***** Input material *****
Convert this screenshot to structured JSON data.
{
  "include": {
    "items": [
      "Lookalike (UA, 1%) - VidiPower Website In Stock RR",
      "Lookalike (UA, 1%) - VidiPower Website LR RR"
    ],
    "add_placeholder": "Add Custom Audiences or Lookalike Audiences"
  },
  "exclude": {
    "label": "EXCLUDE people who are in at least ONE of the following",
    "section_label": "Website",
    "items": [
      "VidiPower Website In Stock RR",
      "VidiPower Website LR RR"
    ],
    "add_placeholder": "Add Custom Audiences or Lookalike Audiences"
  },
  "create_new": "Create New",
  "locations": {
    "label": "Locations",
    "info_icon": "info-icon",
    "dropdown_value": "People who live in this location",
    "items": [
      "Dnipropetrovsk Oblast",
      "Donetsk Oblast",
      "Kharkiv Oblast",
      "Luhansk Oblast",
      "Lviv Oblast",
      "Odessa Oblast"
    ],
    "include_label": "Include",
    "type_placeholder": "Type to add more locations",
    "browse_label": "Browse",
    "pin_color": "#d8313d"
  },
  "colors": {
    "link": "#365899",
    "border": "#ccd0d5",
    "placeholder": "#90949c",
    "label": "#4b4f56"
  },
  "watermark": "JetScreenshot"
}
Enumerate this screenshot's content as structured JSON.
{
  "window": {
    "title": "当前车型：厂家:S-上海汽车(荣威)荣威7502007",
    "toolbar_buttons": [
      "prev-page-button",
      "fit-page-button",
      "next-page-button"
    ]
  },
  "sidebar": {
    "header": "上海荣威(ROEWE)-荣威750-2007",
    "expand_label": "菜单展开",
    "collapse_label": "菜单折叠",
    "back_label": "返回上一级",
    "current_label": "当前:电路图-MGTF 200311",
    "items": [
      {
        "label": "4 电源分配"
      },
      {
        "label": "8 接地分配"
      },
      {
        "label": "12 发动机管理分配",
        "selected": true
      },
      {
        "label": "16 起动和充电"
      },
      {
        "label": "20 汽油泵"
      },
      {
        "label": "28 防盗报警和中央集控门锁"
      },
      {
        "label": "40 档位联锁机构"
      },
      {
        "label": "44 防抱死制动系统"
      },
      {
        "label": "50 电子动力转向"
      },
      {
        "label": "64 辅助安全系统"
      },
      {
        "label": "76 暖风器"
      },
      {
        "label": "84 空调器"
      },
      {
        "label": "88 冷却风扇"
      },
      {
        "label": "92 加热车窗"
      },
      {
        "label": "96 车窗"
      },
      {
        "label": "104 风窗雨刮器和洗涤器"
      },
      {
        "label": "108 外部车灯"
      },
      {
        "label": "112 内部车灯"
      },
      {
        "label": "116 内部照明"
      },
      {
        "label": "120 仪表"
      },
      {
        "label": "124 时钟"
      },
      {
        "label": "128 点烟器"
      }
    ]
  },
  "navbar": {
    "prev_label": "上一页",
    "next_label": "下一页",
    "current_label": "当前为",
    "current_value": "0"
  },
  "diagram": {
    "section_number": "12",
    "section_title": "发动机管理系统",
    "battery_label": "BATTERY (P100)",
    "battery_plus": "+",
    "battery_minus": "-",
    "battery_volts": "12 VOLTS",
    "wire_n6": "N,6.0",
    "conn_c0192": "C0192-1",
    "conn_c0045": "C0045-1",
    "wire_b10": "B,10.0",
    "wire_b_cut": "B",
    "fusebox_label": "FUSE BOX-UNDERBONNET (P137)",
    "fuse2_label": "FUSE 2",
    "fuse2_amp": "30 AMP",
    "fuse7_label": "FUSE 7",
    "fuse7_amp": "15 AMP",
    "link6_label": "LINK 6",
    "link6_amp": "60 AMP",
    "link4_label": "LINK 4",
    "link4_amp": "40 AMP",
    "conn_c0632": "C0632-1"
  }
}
*****
> Aim
Determine the number of lines in the entries above where the string "VidiPower" appears. Answer with the number alone.

> Result below
4